CHALLENGE: Return all the data, word for word.

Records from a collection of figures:

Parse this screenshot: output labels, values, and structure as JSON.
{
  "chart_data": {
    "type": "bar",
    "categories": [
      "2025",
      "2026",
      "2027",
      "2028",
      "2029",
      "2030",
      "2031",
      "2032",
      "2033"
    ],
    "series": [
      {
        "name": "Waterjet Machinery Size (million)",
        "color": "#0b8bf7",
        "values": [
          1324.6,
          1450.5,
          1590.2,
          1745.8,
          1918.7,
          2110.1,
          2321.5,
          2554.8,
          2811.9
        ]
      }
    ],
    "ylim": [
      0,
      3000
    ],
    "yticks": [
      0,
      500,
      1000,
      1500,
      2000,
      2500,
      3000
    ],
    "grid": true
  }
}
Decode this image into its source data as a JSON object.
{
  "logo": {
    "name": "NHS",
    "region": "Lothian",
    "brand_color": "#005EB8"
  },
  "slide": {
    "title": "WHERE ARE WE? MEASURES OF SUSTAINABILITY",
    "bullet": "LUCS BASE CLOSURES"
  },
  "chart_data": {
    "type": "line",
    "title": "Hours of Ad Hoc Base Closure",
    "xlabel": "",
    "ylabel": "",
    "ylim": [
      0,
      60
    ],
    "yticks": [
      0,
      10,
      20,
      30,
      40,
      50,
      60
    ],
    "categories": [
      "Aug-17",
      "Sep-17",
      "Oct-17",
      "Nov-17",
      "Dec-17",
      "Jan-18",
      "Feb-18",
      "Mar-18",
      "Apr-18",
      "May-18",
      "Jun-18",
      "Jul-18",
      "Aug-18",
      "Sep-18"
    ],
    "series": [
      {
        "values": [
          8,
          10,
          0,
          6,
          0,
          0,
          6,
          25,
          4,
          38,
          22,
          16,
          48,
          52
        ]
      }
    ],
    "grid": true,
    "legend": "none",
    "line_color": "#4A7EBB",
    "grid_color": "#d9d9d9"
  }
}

EXERCISE SOLUTION:
Parse this screenshot: output labels, values, and structure as JSON.
{
  "chart_data": {
    "type": "bar",
    "categories": [
      "2025",
      "2026",
      "2027",
      "2028",
      "2029",
      "2030",
      "2031",
      "2032",
      "2033"
    ],
    "series": [
      {
        "name": "Waterjet Machinery Size (million)",
        "color": "#0b8bf7",
        "values": [
          1324.6,
          1450.5,
          1590.2,
          1745.8,
          1918.7,
          2110.1,
          2321.5,
          2554.8,
          2811.9
        ]
      }
    ],
    "ylim": [
      0,
      3000
    ],
    "yticks": [
      0,
      500,
      1000,
      1500,
      2000,
      2500,
      3000
    ],
    "grid": true
  }
}
Decode this image into its source data as a JSON object.
{
  "logo": {
    "name": "NHS",
    "region": "Lothian",
    "brand_color": "#005EB8"
  },
  "slide": {
    "title": "WHERE ARE WE? MEASURES OF SUSTAINABILITY",
    "bullet": "LUCS BASE CLOSURES"
  },
  "chart_data": {
    "type": "line",
    "title": "Hours of Ad Hoc Base Closure",
    "xlabel": "",
    "ylabel": "",
    "ylim": [
      0,
      60
    ],
    "yticks": [
      0,
      10,
      20,
      30,
      40,
      50,
      60
    ],
    "categories": [
      "Aug-17",
      "Sep-17",
      "Oct-17",
      "Nov-17",
      "Dec-17",
      "Jan-18",
      "Feb-18",
      "Mar-18",
      "Apr-18",
      "May-18",
      "Jun-18",
      "Jul-18",
      "Aug-18",
      "Sep-18"
    ],
    "series": [
      {
        "values": [
          8,
          10,
          0,
          6,
          0,
          0,
          6,
          25,
          4,
          38,
          22,
          16,
          48,
          52
        ]
      }
    ],
    "grid": true,
    "legend": "none",
    "line_color": "#4A7EBB",
    "grid_color": "#d9d9d9"
  }
}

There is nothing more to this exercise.